* _WRITTEN REQUEST_
Filter the lines below, copying only those with the string "days".

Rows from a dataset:
========================================
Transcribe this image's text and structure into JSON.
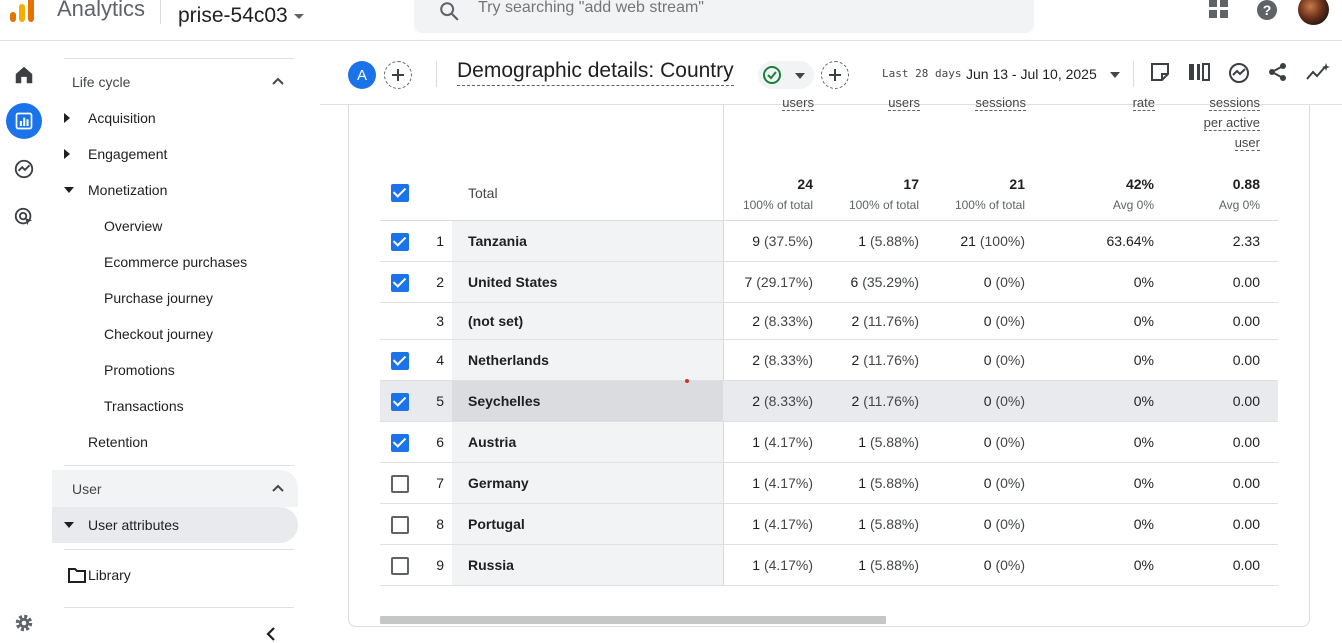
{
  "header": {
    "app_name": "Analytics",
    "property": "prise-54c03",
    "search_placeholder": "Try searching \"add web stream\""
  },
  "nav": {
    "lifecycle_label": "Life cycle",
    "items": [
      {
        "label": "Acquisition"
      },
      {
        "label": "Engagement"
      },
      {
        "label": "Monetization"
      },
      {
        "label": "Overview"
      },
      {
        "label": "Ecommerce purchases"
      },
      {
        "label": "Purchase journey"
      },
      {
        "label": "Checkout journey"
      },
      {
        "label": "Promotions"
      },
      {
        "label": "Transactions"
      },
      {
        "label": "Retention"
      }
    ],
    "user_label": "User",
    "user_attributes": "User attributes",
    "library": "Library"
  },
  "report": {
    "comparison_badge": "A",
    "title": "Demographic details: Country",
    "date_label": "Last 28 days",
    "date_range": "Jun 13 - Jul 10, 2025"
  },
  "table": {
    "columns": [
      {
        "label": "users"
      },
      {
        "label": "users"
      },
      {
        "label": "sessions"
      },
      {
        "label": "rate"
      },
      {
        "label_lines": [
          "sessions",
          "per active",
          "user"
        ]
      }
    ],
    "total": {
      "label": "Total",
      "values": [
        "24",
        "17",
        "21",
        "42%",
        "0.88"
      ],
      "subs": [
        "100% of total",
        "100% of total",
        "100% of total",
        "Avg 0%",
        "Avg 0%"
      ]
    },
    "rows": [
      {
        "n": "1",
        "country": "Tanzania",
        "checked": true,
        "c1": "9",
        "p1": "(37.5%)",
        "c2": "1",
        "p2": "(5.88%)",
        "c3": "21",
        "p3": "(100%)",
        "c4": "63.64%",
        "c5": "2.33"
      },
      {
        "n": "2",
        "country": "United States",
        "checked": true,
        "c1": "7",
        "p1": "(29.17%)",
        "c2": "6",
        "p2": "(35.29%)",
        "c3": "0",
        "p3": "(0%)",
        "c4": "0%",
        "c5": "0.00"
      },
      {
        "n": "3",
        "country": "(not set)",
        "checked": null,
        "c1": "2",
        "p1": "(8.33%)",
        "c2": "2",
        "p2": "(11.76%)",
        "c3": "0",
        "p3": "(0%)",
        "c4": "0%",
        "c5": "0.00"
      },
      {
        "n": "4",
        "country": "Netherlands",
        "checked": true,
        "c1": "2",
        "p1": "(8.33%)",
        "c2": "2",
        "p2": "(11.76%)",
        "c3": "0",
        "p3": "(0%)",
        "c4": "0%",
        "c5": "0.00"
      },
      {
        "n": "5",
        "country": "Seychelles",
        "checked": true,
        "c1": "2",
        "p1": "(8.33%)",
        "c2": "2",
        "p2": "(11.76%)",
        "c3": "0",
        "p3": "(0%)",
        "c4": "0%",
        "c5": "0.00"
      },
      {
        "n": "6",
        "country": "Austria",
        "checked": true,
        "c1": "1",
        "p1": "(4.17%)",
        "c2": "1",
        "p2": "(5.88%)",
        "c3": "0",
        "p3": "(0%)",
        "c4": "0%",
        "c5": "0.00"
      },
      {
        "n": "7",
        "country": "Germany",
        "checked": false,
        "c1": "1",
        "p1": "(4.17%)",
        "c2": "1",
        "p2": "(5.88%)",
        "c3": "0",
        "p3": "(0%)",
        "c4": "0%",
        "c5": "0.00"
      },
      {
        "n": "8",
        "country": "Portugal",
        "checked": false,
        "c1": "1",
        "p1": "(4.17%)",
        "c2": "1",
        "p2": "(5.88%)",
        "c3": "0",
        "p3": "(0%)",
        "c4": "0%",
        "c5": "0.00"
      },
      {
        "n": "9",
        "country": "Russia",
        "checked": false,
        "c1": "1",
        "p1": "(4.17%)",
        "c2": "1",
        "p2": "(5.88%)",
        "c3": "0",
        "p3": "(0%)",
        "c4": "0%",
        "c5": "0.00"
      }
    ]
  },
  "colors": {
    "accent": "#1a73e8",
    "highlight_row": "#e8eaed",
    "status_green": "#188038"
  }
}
========================================
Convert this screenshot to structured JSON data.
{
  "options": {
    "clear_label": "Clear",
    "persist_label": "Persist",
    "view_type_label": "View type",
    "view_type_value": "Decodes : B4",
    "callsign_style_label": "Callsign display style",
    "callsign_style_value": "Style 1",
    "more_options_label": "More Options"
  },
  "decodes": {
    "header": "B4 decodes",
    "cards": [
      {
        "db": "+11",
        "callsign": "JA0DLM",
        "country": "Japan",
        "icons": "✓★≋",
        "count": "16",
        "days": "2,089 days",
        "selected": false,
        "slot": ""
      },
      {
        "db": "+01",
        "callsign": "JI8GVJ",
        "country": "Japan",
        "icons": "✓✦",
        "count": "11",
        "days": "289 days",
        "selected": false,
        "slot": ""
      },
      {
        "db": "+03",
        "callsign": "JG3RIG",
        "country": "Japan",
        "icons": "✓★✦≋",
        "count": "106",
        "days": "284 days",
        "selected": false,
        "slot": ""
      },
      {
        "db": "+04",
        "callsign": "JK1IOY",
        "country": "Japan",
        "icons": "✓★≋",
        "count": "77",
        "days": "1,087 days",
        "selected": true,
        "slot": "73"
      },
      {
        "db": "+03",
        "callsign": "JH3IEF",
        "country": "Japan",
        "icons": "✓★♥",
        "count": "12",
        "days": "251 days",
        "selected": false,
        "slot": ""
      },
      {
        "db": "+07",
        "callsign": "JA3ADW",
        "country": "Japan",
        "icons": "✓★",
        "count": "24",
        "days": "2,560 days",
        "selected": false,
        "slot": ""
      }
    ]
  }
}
========================================
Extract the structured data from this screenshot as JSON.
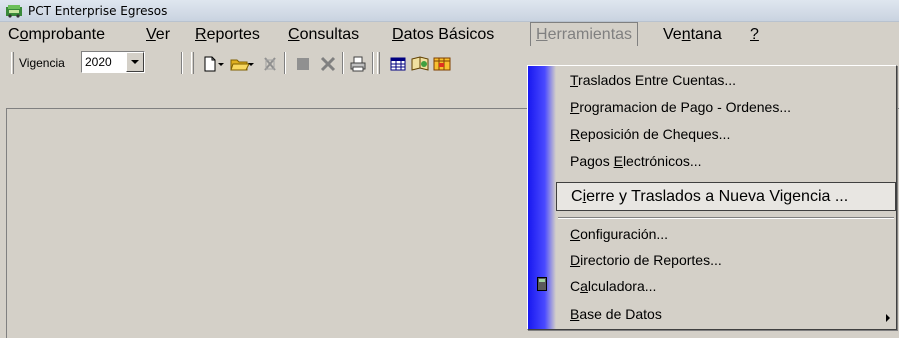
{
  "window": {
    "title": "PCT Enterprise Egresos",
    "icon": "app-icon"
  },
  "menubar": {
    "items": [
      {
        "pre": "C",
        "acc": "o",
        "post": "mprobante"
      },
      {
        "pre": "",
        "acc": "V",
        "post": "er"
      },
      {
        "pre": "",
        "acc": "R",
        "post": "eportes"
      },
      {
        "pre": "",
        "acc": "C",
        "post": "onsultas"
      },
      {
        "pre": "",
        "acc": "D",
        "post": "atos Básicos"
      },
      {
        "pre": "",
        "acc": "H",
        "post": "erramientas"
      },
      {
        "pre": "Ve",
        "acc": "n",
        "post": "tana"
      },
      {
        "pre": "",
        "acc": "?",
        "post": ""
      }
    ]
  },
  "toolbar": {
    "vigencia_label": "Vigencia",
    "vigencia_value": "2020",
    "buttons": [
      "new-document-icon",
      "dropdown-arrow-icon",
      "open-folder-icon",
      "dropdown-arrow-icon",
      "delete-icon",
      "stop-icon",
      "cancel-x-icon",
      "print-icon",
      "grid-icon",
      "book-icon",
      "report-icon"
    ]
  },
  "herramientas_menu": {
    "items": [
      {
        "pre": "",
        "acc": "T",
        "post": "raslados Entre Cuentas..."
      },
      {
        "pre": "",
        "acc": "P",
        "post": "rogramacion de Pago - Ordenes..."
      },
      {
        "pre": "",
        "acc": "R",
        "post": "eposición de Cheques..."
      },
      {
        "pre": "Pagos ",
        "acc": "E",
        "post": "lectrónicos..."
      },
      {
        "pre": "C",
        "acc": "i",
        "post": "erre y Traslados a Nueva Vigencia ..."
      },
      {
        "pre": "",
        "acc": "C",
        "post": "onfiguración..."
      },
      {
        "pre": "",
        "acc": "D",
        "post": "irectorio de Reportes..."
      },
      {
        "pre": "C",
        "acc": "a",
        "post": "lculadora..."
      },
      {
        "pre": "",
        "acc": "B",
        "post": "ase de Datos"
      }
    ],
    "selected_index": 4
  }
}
========================================
* _FULL ANSWER_
    "date_label": "Last 28 days",
        "days": "2,089 days",
        "days": "289 days",
        "days": "284 days",
        "days": "1,087 days",
        "days": "251 days",
        "days": "2,560 days",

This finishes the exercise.